• [WHAT YOU HAVE TO DO] Can you quote the records below in full, word for word?

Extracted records
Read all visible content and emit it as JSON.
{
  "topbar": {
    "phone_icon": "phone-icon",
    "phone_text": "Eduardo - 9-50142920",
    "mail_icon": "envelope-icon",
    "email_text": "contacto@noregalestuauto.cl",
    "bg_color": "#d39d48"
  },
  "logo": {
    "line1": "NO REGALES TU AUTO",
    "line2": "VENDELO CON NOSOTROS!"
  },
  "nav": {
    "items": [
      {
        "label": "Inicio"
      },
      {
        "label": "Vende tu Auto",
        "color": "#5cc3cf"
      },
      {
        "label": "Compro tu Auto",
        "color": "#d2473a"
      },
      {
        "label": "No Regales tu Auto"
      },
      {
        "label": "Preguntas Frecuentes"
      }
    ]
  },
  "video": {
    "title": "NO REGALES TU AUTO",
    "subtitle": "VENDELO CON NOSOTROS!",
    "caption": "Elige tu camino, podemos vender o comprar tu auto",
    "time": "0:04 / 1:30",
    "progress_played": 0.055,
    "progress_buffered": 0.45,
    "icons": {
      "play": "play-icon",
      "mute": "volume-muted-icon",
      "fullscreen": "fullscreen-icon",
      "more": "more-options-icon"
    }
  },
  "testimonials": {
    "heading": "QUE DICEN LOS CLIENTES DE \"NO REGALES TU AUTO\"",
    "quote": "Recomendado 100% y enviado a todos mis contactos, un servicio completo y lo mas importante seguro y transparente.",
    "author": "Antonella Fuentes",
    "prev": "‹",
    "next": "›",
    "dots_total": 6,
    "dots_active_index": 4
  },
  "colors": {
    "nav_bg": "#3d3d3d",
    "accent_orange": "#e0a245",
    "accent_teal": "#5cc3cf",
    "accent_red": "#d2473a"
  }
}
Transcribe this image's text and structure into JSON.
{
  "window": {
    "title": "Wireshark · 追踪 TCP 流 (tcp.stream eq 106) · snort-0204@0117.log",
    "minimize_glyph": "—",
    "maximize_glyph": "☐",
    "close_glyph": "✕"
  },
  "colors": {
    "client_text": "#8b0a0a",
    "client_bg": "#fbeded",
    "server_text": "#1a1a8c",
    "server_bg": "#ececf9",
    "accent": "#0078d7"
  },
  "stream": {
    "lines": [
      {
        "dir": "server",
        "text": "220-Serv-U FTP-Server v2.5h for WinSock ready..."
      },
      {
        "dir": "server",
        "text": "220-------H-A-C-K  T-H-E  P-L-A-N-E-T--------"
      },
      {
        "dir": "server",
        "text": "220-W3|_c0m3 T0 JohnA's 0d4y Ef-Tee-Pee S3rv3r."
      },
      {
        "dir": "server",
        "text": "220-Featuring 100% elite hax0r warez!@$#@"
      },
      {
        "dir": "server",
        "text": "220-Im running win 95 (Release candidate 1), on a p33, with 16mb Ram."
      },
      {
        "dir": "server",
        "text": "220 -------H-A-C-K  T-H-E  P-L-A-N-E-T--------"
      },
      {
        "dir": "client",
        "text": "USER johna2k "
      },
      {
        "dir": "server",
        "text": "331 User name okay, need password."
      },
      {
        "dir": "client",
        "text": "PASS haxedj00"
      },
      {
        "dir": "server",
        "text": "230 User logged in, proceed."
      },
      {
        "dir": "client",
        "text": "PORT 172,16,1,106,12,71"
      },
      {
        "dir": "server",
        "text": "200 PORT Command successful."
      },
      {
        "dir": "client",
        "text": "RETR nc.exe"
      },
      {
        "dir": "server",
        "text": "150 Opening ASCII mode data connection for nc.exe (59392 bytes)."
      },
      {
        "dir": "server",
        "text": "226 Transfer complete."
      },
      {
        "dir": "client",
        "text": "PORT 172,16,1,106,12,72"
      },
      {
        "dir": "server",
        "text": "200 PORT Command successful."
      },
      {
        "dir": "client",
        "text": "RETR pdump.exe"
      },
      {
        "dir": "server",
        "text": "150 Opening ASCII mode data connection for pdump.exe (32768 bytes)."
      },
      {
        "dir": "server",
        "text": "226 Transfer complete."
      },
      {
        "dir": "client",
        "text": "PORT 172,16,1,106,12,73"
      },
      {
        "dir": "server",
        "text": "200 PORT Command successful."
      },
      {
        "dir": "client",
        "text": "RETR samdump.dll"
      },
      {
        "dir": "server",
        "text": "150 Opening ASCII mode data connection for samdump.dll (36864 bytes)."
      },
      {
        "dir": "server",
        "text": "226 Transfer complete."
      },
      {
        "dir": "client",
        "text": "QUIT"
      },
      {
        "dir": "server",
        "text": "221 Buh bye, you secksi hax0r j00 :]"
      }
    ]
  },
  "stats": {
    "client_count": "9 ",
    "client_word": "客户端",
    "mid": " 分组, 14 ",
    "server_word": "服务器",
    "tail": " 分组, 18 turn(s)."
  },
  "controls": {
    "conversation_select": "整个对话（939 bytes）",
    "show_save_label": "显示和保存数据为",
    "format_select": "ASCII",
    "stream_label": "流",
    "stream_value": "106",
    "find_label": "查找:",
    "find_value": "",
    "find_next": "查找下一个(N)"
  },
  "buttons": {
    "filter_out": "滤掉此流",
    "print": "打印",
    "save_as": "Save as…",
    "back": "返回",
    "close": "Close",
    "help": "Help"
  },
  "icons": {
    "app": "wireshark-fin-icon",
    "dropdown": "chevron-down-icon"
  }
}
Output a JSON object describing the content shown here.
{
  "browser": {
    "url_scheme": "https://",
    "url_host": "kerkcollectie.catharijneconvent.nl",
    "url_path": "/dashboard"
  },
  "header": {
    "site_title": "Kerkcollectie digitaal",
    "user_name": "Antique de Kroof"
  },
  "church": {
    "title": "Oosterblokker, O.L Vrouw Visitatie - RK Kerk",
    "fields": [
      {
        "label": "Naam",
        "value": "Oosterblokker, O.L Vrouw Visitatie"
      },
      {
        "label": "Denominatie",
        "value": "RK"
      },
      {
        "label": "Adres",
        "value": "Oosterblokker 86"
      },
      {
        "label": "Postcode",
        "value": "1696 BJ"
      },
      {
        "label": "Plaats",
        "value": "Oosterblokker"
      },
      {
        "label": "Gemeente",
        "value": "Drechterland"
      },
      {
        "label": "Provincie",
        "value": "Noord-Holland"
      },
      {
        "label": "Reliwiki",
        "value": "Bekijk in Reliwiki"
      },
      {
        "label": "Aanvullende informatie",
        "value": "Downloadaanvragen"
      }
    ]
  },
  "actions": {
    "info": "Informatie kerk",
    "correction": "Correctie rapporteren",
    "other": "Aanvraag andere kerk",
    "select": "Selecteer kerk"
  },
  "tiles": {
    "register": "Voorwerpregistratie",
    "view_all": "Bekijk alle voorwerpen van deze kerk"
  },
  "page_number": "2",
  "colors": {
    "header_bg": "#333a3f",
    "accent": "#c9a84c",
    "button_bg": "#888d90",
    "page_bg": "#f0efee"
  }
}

• [RESULT FOR THIS EXERCISE]
Read all visible content and emit it as JSON.
{
  "topbar": {
    "phone_icon": "phone-icon",
    "phone_text": "Eduardo - 9-50142920",
    "mail_icon": "envelope-icon",
    "email_text": "contacto@noregalestuauto.cl",
    "bg_color": "#d39d48"
  },
  "logo": {
    "line1": "NO REGALES TU AUTO",
    "line2": "VENDELO CON NOSOTROS!"
  },
  "nav": {
    "items": [
      {
        "label": "Inicio"
      },
      {
        "label": "Vende tu Auto",
        "color": "#5cc3cf"
      },
      {
        "label": "Compro tu Auto",
        "color": "#d2473a"
      },
      {
        "label": "No Regales tu Auto"
      },
      {
        "label": "Preguntas Frecuentes"
      }
    ]
  },
  "video": {
    "title": "NO REGALES TU AUTO",
    "subtitle": "VENDELO CON NOSOTROS!",
    "caption": "Elige tu camino, podemos vender o comprar tu auto",
    "time": "0:04 / 1:30",
    "progress_played": 0.055,
    "progress_buffered": 0.45,
    "icons": {
      "play": "play-icon",
      "mute": "volume-muted-icon",
      "fullscreen": "fullscreen-icon",
      "more": "more-options-icon"
    }
  },
  "testimonials": {
    "heading": "QUE DICEN LOS CLIENTES DE \"NO REGALES TU AUTO\"",
    "quote": "Recomendado 100% y enviado a todos mis contactos, un servicio completo y lo mas importante seguro y transparente.",
    "author": "Antonella Fuentes",
    "prev": "‹",
    "next": "›",
    "dots_total": 6,
    "dots_active_index": 4
  },
  "colors": {
    "nav_bg": "#3d3d3d",
    "accent_orange": "#e0a245",
    "accent_teal": "#5cc3cf",
    "accent_red": "#d2473a"
  }
}
Transcribe this image's text and structure into JSON.
{
  "window": {
    "title": "Wireshark · 追踪 TCP 流 (tcp.stream eq 106) · snort-0204@0117.log",
    "minimize_glyph": "—",
    "maximize_glyph": "☐",
    "close_glyph": "✕"
  },
  "colors": {
    "client_text": "#8b0a0a",
    "client_bg": "#fbeded",
    "server_text": "#1a1a8c",
    "server_bg": "#ececf9",
    "accent": "#0078d7"
  },
  "stream": {
    "lines": [
      {
        "dir": "server",
        "text": "220-Serv-U FTP-Server v2.5h for WinSock ready..."
      },
      {
        "dir": "server",
        "text": "220-------H-A-C-K  T-H-E  P-L-A-N-E-T--------"
      },
      {
        "dir": "server",
        "text": "220-W3|_c0m3 T0 JohnA's 0d4y Ef-Tee-Pee S3rv3r."
      },
      {
        "dir": "server",
        "text": "220-Featuring 100% elite hax0r warez!@$#@"
      },
      {
        "dir": "server",
        "text": "220-Im running win 95 (Release candidate 1), on a p33, with 16mb Ram."
      },
      {
        "dir": "server",
        "text": "220 -------H-A-C-K  T-H-E  P-L-A-N-E-T--------"
      },
      {
        "dir": "client",
        "text": "USER johna2k "
      },
      {
        "dir": "server",
        "text": "331 User name okay, need password."
      },
      {
        "dir": "client",
        "text": "PASS haxedj00"
      },
      {
        "dir": "server",
        "text": "230 User logged in, proceed."
      },
      {
        "dir": "client",
        "text": "PORT 172,16,1,106,12,71"
      },
      {
        "dir": "server",
        "text": "200 PORT Command successful."
      },
      {
        "dir": "client",
        "text": "RETR nc.exe"
      },
      {
        "dir": "server",
        "text": "150 Opening ASCII mode data connection for nc.exe (59392 bytes)."
      },
      {
        "dir": "server",
        "text": "226 Transfer complete."
      },
      {
        "dir": "client",
        "text": "PORT 172,16,1,106,12,72"
      },
      {
        "dir": "server",
        "text": "200 PORT Command successful."
      },
      {
        "dir": "client",
        "text": "RETR pdump.exe"
      },
      {
        "dir": "server",
        "text": "150 Opening ASCII mode data connection for pdump.exe (32768 bytes)."
      },
      {
        "dir": "server",
        "text": "226 Transfer complete."
      },
      {
        "dir": "client",
        "text": "PORT 172,16,1,106,12,73"
      },
      {
        "dir": "server",
        "text": "200 PORT Command successful."
      },
      {
        "dir": "client",
        "text": "RETR samdump.dll"
      },
      {
        "dir": "server",
        "text": "150 Opening ASCII mode data connection for samdump.dll (36864 bytes)."
      },
      {
        "dir": "server",
        "text": "226 Transfer complete."
      },
      {
        "dir": "client",
        "text": "QUIT"
      },
      {
        "dir": "server",
        "text": "221 Buh bye, you secksi hax0r j00 :]"
      }
    ]
  },
  "stats": {
    "client_count": "9 ",
    "client_word": "客户端",
    "mid": " 分组, 14 ",
    "server_word": "服务器",
    "tail": " 分组, 18 turn(s)."
  },
  "controls": {
    "conversation_select": "整个对话（939 bytes）",
    "show_save_label": "显示和保存数据为",
    "format_select": "ASCII",
    "stream_label": "流",
    "stream_value": "106",
    "find_label": "查找:",
    "find_value": "",
    "find_next": "查找下一个(N)"
  },
  "buttons": {
    "filter_out": "滤掉此流",
    "print": "打印",
    "save_as": "Save as…",
    "back": "返回",
    "close": "Close",
    "help": "Help"
  },
  "icons": {
    "app": "wireshark-fin-icon",
    "dropdown": "chevron-down-icon"
  }
}
Output a JSON object describing the content shown here.
{
  "browser": {
    "url_scheme": "https://",
    "url_host": "kerkcollectie.catharijneconvent.nl",
    "url_path": "/dashboard"
  },
  "header": {
    "site_title": "Kerkcollectie digitaal",
    "user_name": "Antique de Kroof"
  },
  "church": {
    "title": "Oosterblokker, O.L Vrouw Visitatie - RK Kerk",
    "fields": [
      {
        "label": "Naam",
        "value": "Oosterblokker, O.L Vrouw Visitatie"
      },
      {
        "label": "Denominatie",
        "value": "RK"
      },
      {
        "label": "Adres",
        "value": "Oosterblokker 86"
      },
      {
        "label": "Postcode",
        "value": "1696 BJ"
      },
      {
        "label": "Plaats",
        "value": "Oosterblokker"
      },
      {
        "label": "Gemeente",
        "value": "Drechterland"
      },
      {
        "label": "Provincie",
        "value": "Noord-Holland"
      },
      {
        "label": "Reliwiki",
        "value": "Bekijk in Reliwiki"
      },
      {
        "label": "Aanvullende informatie",
        "value": "Downloadaanvragen"
      }
    ]
  },
  "actions": {
    "info": "Informatie kerk",
    "correction": "Correctie rapporteren",
    "other": "Aanvraag andere kerk",
    "select": "Selecteer kerk"
  },
  "tiles": {
    "register": "Voorwerpregistratie",
    "view_all": "Bekijk alle voorwerpen van deze kerk"
  },
  "page_number": "2",
  "colors": {
    "header_bg": "#333a3f",
    "accent": "#c9a84c",
    "button_bg": "#888d90",
    "page_bg": "#f0efee"
  }
}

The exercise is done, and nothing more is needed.